What the task asks: Leaving out all images, write out the records that follow exactly.

Supplied data:
--------------------------------

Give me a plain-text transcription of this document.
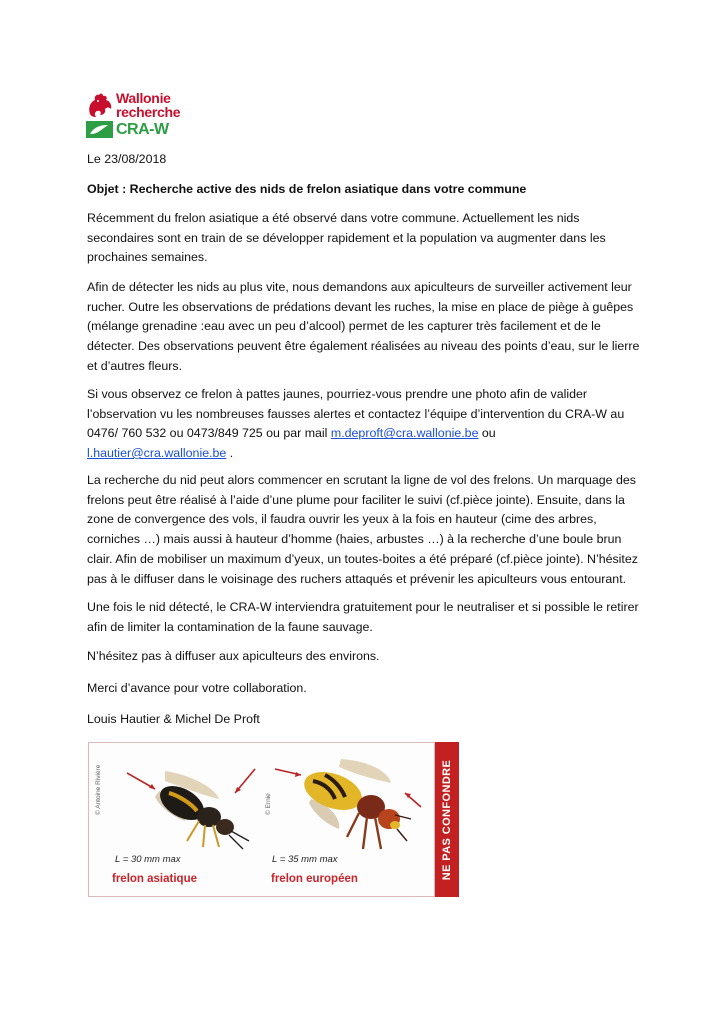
Wallonie
recherche
CRA-W

Le 23/08/2018

Objet : Recherche active des nids de frelon asiatique dans votre commune

Récemment du frelon asiatique a été observé dans votre commune. Actuellement les nids secondaires sont en train de se développer rapidement et la population va augmenter dans les prochaines semaines.

Afin de détecter les nids au plus vite, nous demandons aux apiculteurs de surveiller activement leur rucher. Outre les observations de prédations devant les ruches, la mise en place de piège à guêpes (mélange grenadine :eau avec un peu d’alcool) permet de les capturer très facilement et de le détecter. Des observations peuvent être également réalisées au niveau des points d’eau, sur le lierre et d’autres fleurs.

Si vous observez ce frelon à pattes jaunes, pourriez-vous prendre une photo afin de valider l’observation vu les nombreuses fausses alertes et contactez l’équipe d’intervention du CRA-W au 0476/ 760 532 ou 0473/849 725 ou par mail m.deproft@cra.wallonie.be ou
l.hautier@cra.wallonie.be .

La recherche du nid peut alors commencer en scrutant la ligne de vol des frelons. Un marquage des frelons peut être réalisé à l’aide d’une plume pour faciliter le suivi (cf.pièce jointe). Ensuite, dans la zone de convergence des vols, il faudra ouvrir les yeux à la fois en hauteur (cime des arbres, corniches …) mais aussi à hauteur d’homme (haies, arbustes …) à la recherche d’une boule brun clair. Afin de mobiliser un maximum d’yeux, un toutes-boites a été préparé (cf.pièce jointe). N’hésitez pas à le diffuser dans le voisinage des ruchers attaqués et prévenir les apiculteurs vous entourant.

Une fois le nid détecté, le CRA-W interviendra gratuitement pour le neutraliser et si possible le retirer afin de limiter la contamination de la faune sauvage.

N’hésitez pas à diffuser aux apiculteurs des environs.

Merci d’avance pour votre collaboration.

Louis Hautier & Michel De Proft

© Antoine Rivière
L = 30 mm max
frelon asiatique
© Ernie
L = 35 mm max
frelon européen	NE PAS CONFONDRE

--------------------------------

Full solution:
Give me a plain-text transcription of this document.
Wallonie
recherche
CRA-W

Le 23/08/2018

Objet : Recherche active des nids de frelon asiatique dans votre commune

Récemment du frelon asiatique a été observé dans votre commune. Actuellement les nids secondaires sont en train de se développer rapidement et la population va augmenter dans les prochaines semaines.

Afin de détecter les nids au plus vite, nous demandons aux apiculteurs de surveiller activement leur rucher. Outre les observations de prédations devant les ruches, la mise en place de piège à guêpes (mélange grenadine :eau avec un peu d’alcool) permet de les capturer très facilement et de le détecter. Des observations peuvent être également réalisées au niveau des points d’eau, sur le lierre et d’autres fleurs.

Si vous observez ce frelon à pattes jaunes, pourriez-vous prendre une photo afin de valider l’observation vu les nombreuses fausses alertes et contactez l’équipe d’intervention du CRA-W au 0476/ 760 532 ou 0473/849 725 ou par mail m.deproft@cra.wallonie.be ou
l.hautier@cra.wallonie.be .

La recherche du nid peut alors commencer en scrutant la ligne de vol des frelons. Un marquage des frelons peut être réalisé à l’aide d’une plume pour faciliter le suivi (cf.pièce jointe). Ensuite, dans la zone de convergence des vols, il faudra ouvrir les yeux à la fois en hauteur (cime des arbres, corniches …) mais aussi à hauteur d’homme (haies, arbustes …) à la recherche d’une boule brun clair. Afin de mobiliser un maximum d’yeux, un toutes-boites a été préparé (cf.pièce jointe). N’hésitez pas à le diffuser dans le voisinage des ruchers attaqués et prévenir les apiculteurs vous entourant.

Une fois le nid détecté, le CRA-W interviendra gratuitement pour le neutraliser et si possible le retirer afin de limiter la contamination de la faune sauvage.

N’hésitez pas à diffuser aux apiculteurs des environs.

Merci d’avance pour votre collaboration.

Louis Hautier & Michel De Proft

© Antoine Rivière
L = 30 mm max
frelon asiatique
© Ernie
L = 35 mm max
frelon européen	NE PAS CONFONDRE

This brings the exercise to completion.